■ The task ■
Filter the records below and copy every line containing the word "here".

Records from a dataset:

— BEGIN —

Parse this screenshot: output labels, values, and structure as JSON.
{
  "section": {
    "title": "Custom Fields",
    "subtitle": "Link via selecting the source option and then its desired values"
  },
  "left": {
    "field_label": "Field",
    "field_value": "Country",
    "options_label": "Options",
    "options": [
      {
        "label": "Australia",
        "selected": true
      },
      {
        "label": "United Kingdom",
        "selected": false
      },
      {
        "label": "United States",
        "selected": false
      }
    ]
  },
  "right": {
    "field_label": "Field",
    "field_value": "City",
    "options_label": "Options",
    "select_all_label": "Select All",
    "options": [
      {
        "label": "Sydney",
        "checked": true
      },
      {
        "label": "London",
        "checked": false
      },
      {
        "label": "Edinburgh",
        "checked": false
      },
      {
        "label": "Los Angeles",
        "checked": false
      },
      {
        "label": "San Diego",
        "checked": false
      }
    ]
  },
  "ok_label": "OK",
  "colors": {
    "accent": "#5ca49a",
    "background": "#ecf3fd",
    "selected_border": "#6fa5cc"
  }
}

— END —
— BEGIN —

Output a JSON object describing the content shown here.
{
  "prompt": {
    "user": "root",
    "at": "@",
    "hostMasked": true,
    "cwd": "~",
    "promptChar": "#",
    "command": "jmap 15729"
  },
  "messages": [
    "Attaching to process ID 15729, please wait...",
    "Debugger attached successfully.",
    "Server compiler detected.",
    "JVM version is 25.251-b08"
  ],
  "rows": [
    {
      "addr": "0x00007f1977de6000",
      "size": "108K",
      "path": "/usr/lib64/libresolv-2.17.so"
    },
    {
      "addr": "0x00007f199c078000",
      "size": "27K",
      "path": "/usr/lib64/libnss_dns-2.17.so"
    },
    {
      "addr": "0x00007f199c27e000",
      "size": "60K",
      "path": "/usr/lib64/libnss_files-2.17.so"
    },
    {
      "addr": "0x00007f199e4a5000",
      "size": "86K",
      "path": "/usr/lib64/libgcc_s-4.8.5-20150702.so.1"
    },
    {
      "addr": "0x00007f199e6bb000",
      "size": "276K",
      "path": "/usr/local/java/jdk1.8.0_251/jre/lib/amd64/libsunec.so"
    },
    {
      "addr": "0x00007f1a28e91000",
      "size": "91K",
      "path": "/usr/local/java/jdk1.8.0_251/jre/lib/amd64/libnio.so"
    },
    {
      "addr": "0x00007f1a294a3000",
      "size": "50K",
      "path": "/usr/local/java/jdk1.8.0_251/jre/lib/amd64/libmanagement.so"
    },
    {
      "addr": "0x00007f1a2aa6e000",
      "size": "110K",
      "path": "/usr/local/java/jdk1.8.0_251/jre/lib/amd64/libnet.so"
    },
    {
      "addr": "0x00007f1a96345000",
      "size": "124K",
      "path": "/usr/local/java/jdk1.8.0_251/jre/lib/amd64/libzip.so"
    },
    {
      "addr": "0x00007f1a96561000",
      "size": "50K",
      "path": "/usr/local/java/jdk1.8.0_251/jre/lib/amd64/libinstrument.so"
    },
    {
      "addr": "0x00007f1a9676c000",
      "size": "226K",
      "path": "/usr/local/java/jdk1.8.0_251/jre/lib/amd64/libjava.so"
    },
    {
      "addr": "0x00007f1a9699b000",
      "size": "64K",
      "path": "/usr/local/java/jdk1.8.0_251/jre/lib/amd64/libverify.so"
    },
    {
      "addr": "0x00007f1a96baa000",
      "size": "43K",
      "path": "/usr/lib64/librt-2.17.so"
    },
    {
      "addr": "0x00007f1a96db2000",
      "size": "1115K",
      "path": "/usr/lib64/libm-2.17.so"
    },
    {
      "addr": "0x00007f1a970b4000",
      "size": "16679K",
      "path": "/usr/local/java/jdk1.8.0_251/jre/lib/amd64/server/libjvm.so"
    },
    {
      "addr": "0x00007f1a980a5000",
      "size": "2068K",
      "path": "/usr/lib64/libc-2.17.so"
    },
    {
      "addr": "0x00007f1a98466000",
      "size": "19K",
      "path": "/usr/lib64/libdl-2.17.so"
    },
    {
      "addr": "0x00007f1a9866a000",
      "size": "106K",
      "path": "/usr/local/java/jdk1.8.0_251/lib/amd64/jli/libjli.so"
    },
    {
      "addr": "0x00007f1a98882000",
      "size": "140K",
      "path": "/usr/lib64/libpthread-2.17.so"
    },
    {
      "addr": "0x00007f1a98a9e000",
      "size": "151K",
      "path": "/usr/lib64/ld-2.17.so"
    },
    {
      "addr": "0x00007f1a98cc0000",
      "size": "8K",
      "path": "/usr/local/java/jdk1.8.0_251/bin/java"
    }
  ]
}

— END —
— BEGIN —

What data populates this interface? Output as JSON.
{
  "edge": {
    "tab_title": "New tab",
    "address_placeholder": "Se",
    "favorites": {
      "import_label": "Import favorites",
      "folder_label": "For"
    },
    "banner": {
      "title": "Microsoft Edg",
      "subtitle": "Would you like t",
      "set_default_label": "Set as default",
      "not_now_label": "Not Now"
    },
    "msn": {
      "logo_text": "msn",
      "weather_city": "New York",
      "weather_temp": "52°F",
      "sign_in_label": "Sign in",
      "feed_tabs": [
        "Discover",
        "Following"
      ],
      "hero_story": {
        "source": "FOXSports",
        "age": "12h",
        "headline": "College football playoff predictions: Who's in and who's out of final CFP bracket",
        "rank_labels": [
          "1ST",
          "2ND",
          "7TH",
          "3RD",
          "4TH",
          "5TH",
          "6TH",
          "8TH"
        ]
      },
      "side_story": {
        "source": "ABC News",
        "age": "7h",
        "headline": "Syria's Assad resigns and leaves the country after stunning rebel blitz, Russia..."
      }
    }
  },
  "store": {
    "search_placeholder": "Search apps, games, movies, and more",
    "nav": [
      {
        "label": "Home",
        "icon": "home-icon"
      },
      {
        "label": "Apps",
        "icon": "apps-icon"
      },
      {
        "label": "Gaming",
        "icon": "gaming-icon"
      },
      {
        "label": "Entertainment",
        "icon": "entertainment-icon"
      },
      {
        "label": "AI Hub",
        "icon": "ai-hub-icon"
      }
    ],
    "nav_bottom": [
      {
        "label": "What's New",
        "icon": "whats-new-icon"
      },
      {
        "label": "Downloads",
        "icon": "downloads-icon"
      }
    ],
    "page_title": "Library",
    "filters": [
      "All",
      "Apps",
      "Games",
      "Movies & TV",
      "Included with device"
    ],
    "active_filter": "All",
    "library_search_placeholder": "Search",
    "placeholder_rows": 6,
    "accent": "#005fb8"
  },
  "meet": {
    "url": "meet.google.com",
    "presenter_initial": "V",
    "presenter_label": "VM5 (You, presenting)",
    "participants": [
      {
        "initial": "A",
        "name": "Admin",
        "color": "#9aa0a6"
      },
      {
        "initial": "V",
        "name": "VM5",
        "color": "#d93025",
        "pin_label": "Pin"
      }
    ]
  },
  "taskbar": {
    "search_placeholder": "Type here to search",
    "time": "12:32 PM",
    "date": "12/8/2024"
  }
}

— END —

■ Answer to this exercise ■
Output a JSON object describing the content shown here.
    "search_placeholder": "Type here to search",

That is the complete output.